Written task >> Copy each of the following items word for word, keeping every line exactly the same.

Dataset rows >>
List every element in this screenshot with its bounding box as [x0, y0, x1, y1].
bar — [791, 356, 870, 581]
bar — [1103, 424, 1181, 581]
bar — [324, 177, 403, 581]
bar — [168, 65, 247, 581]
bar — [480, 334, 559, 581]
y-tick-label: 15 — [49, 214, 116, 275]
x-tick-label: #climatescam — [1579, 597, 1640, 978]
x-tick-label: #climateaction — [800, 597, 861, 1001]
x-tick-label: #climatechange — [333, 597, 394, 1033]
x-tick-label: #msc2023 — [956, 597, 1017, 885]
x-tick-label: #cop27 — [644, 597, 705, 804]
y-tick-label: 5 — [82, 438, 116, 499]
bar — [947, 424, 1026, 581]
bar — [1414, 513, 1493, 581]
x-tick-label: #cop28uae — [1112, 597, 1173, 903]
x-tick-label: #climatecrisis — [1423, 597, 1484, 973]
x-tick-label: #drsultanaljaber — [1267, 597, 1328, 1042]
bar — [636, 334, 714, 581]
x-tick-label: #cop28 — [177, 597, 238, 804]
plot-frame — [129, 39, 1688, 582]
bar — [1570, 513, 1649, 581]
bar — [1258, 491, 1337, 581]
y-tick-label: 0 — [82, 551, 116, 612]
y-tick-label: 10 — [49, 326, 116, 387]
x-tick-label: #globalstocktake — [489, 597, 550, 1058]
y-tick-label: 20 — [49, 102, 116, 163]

Written solution >>
List every element in this screenshot with its bounding box as [x0, y0, x1, y1].
bar — [791, 356, 870, 581]
bar — [1103, 424, 1181, 581]
bar — [324, 177, 403, 581]
bar — [168, 65, 247, 581]
bar — [480, 334, 559, 581]
y-tick-label: 15 — [49, 214, 116, 275]
x-tick-label: #climatescam — [1579, 597, 1640, 978]
x-tick-label: #climateaction — [800, 597, 861, 1001]
x-tick-label: #climatechange — [333, 597, 394, 1033]
x-tick-label: #msc2023 — [956, 597, 1017, 885]
x-tick-label: #cop27 — [644, 597, 705, 804]
y-tick-label: 5 — [82, 438, 116, 499]
bar — [947, 424, 1026, 581]
bar — [1414, 513, 1493, 581]
x-tick-label: #cop28uae — [1112, 597, 1173, 903]
x-tick-label: #climatecrisis — [1423, 597, 1484, 973]
x-tick-label: #drsultanaljaber — [1267, 597, 1328, 1042]
bar — [636, 334, 714, 581]
x-tick-label: #cop28 — [177, 597, 238, 804]
plot-frame — [129, 39, 1688, 582]
bar — [1570, 513, 1649, 581]
bar — [1258, 491, 1337, 581]
y-tick-label: 0 — [82, 551, 116, 612]
y-tick-label: 10 — [49, 326, 116, 387]
x-tick-label: #globalstocktake — [489, 597, 550, 1058]
y-tick-label: 20 — [49, 102, 116, 163]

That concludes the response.